▶ [THE REQUEST] Copy out all the entries exactly.

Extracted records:
## begin

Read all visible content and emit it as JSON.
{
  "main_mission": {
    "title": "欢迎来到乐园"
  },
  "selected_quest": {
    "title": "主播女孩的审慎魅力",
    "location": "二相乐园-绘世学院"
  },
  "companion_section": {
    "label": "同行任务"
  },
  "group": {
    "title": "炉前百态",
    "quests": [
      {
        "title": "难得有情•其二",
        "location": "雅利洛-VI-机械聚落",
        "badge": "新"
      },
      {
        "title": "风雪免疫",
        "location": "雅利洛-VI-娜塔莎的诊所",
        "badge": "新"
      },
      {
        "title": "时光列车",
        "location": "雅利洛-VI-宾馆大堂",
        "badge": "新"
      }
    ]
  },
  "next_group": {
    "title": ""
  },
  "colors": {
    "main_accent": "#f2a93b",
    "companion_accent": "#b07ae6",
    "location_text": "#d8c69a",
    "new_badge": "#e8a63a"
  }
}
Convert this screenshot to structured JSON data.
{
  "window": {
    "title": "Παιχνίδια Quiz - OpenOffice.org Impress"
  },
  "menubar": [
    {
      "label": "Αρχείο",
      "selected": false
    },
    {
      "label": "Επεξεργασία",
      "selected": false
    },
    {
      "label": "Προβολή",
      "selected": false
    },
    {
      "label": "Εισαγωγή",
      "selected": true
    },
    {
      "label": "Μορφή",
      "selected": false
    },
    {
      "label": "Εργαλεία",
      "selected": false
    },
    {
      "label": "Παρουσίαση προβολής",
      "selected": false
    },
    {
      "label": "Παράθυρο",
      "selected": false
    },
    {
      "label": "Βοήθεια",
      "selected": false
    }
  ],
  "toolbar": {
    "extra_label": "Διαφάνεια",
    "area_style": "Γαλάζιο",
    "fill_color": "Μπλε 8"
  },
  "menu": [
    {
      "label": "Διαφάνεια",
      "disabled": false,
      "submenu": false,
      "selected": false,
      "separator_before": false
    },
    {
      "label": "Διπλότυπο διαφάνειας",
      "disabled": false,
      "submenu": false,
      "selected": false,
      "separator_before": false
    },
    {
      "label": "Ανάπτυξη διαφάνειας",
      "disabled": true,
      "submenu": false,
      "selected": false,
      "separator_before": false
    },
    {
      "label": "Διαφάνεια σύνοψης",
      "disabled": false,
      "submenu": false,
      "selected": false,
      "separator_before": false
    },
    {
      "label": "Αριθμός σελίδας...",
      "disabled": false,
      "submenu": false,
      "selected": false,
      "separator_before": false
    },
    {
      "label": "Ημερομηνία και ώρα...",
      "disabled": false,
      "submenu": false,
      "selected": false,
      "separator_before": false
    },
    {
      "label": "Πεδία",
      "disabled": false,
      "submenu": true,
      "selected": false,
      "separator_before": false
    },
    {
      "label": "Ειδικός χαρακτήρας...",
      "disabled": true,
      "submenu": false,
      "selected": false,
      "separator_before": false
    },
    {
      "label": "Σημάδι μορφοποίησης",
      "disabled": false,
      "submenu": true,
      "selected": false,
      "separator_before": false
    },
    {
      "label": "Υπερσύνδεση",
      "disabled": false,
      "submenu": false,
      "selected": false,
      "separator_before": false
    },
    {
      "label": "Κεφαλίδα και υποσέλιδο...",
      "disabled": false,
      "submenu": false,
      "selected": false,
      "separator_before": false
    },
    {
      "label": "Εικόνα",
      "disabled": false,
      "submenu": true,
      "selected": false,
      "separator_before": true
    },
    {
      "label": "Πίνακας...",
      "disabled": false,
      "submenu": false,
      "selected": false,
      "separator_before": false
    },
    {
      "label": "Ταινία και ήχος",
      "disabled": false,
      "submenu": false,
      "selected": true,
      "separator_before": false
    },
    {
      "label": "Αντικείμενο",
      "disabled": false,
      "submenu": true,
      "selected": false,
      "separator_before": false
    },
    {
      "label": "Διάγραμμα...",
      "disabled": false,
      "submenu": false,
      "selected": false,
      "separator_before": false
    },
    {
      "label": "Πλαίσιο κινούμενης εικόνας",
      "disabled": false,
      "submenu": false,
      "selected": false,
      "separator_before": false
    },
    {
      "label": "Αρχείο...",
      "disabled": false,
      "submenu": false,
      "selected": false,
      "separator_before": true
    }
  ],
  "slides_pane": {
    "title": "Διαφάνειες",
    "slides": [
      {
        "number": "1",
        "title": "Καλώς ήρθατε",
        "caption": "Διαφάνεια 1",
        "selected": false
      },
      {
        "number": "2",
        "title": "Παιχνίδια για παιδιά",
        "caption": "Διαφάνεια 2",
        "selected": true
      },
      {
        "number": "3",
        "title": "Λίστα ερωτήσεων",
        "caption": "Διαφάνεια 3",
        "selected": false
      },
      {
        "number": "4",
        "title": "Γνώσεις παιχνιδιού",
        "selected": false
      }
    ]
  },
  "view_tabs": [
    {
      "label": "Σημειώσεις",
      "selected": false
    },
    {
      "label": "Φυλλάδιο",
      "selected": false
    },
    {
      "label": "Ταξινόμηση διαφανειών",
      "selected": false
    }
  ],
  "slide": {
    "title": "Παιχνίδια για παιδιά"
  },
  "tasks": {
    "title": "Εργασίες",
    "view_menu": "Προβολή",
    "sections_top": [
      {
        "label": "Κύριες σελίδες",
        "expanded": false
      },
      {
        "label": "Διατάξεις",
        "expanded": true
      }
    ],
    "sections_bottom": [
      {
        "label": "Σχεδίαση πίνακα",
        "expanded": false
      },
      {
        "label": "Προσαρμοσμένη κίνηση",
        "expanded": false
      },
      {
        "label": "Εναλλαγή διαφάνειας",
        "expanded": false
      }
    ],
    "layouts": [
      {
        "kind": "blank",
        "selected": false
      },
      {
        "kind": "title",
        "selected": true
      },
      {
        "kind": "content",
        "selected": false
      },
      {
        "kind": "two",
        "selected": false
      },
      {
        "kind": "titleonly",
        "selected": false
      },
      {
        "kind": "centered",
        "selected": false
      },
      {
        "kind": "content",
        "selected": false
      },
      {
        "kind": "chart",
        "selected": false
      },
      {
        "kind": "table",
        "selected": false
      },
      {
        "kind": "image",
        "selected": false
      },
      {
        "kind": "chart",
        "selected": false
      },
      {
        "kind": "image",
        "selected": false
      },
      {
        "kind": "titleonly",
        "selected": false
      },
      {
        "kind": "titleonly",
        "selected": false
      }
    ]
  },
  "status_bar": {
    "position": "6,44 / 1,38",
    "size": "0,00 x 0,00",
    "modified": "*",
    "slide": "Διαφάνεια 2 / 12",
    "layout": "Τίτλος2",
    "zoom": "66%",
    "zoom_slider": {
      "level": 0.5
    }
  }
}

## end

▶ [CORRECT OUTPUT]
Read all visible content and emit it as JSON.
{
  "main_mission": {
    "title": "欢迎来到乐园"
  },
  "selected_quest": {
    "title": "主播女孩的审慎魅力",
    "location": "二相乐园-绘世学院"
  },
  "companion_section": {
    "label": "同行任务"
  },
  "group": {
    "title": "炉前百态",
    "quests": [
      {
        "title": "难得有情•其二",
        "location": "雅利洛-VI-机械聚落",
        "badge": "新"
      },
      {
        "title": "风雪免疫",
        "location": "雅利洛-VI-娜塔莎的诊所",
        "badge": "新"
      },
      {
        "title": "时光列车",
        "location": "雅利洛-VI-宾馆大堂",
        "badge": "新"
      }
    ]
  },
  "next_group": {
    "title": ""
  },
  "colors": {
    "main_accent": "#f2a93b",
    "companion_accent": "#b07ae6",
    "location_text": "#d8c69a",
    "new_badge": "#e8a63a"
  }
}
Convert this screenshot to structured JSON data.
{
  "window": {
    "title": "Παιχνίδια Quiz - OpenOffice.org Impress"
  },
  "menubar": [
    {
      "label": "Αρχείο",
      "selected": false
    },
    {
      "label": "Επεξεργασία",
      "selected": false
    },
    {
      "label": "Προβολή",
      "selected": false
    },
    {
      "label": "Εισαγωγή",
      "selected": true
    },
    {
      "label": "Μορφή",
      "selected": false
    },
    {
      "label": "Εργαλεία",
      "selected": false
    },
    {
      "label": "Παρουσίαση προβολής",
      "selected": false
    },
    {
      "label": "Παράθυρο",
      "selected": false
    },
    {
      "label": "Βοήθεια",
      "selected": false
    }
  ],
  "toolbar": {
    "extra_label": "Διαφάνεια",
    "area_style": "Γαλάζιο",
    "fill_color": "Μπλε 8"
  },
  "menu": [
    {
      "label": "Διαφάνεια",
      "disabled": false,
      "submenu": false,
      "selected": false,
      "separator_before": false
    },
    {
      "label": "Διπλότυπο διαφάνειας",
      "disabled": false,
      "submenu": false,
      "selected": false,
      "separator_before": false
    },
    {
      "label": "Ανάπτυξη διαφάνειας",
      "disabled": true,
      "submenu": false,
      "selected": false,
      "separator_before": false
    },
    {
      "label": "Διαφάνεια σύνοψης",
      "disabled": false,
      "submenu": false,
      "selected": false,
      "separator_before": false
    },
    {
      "label": "Αριθμός σελίδας...",
      "disabled": false,
      "submenu": false,
      "selected": false,
      "separator_before": false
    },
    {
      "label": "Ημερομηνία και ώρα...",
      "disabled": false,
      "submenu": false,
      "selected": false,
      "separator_before": false
    },
    {
      "label": "Πεδία",
      "disabled": false,
      "submenu": true,
      "selected": false,
      "separator_before": false
    },
    {
      "label": "Ειδικός χαρακτήρας...",
      "disabled": true,
      "submenu": false,
      "selected": false,
      "separator_before": false
    },
    {
      "label": "Σημάδι μορφοποίησης",
      "disabled": false,
      "submenu": true,
      "selected": false,
      "separator_before": false
    },
    {
      "label": "Υπερσύνδεση",
      "disabled": false,
      "submenu": false,
      "selected": false,
      "separator_before": false
    },
    {
      "label": "Κεφαλίδα και υποσέλιδο...",
      "disabled": false,
      "submenu": false,
      "selected": false,
      "separator_before": false
    },
    {
      "label": "Εικόνα",
      "disabled": false,
      "submenu": true,
      "selected": false,
      "separator_before": true
    },
    {
      "label": "Πίνακας...",
      "disabled": false,
      "submenu": false,
      "selected": false,
      "separator_before": false
    },
    {
      "label": "Ταινία και ήχος",
      "disabled": false,
      "submenu": false,
      "selected": true,
      "separator_before": false
    },
    {
      "label": "Αντικείμενο",
      "disabled": false,
      "submenu": true,
      "selected": false,
      "separator_before": false
    },
    {
      "label": "Διάγραμμα...",
      "disabled": false,
      "submenu": false,
      "selected": false,
      "separator_before": false
    },
    {
      "label": "Πλαίσιο κινούμενης εικόνας",
      "disabled": false,
      "submenu": false,
      "selected": false,
      "separator_before": false
    },
    {
      "label": "Αρχείο...",
      "disabled": false,
      "submenu": false,
      "selected": false,
      "separator_before": true
    }
  ],
  "slides_pane": {
    "title": "Διαφάνειες",
    "slides": [
      {
        "number": "1",
        "title": "Καλώς ήρθατε",
        "caption": "Διαφάνεια 1",
        "selected": false
      },
      {
        "number": "2",
        "title": "Παιχνίδια για παιδιά",
        "caption": "Διαφάνεια 2",
        "selected": true
      },
      {
        "number": "3",
        "title": "Λίστα ερωτήσεων",
        "caption": "Διαφάνεια 3",
        "selected": false
      },
      {
        "number": "4",
        "title": "Γνώσεις παιχνιδιού",
        "selected": false
      }
    ]
  },
  "view_tabs": [
    {
      "label": "Σημειώσεις",
      "selected": false
    },
    {
      "label": "Φυλλάδιο",
      "selected": false
    },
    {
      "label": "Ταξινόμηση διαφανειών",
      "selected": false
    }
  ],
  "slide": {
    "title": "Παιχνίδια για παιδιά"
  },
  "tasks": {
    "title": "Εργασίες",
    "view_menu": "Προβολή",
    "sections_top": [
      {
        "label": "Κύριες σελίδες",
        "expanded": false
      },
      {
        "label": "Διατάξεις",
        "expanded": true
      }
    ],
    "sections_bottom": [
      {
        "label": "Σχεδίαση πίνακα",
        "expanded": false
      },
      {
        "label": "Προσαρμοσμένη κίνηση",
        "expanded": false
      },
      {
        "label": "Εναλλαγή διαφάνειας",
        "expanded": false
      }
    ],
    "layouts": [
      {
        "kind": "blank",
        "selected": false
      },
      {
        "kind": "title",
        "selected": true
      },
      {
        "kind": "content",
        "selected": false
      },
      {
        "kind": "two",
        "selected": false
      },
      {
        "kind": "titleonly",
        "selected": false
      },
      {
        "kind": "centered",
        "selected": false
      },
      {
        "kind": "content",
        "selected": false
      },
      {
        "kind": "chart",
        "selected": false
      },
      {
        "kind": "table",
        "selected": false
      },
      {
        "kind": "image",
        "selected": false
      },
      {
        "kind": "chart",
        "selected": false
      },
      {
        "kind": "image",
        "selected": false
      },
      {
        "kind": "titleonly",
        "selected": false
      },
      {
        "kind": "titleonly",
        "selected": false
      }
    ]
  },
  "status_bar": {
    "position": "6,44 / 1,38",
    "size": "0,00 x 0,00",
    "modified": "*",
    "slide": "Διαφάνεια 2 / 12",
    "layout": "Τίτλος2",
    "zoom": "66%",
    "zoom_slider": {
      "level": 0.5
    }
  }
}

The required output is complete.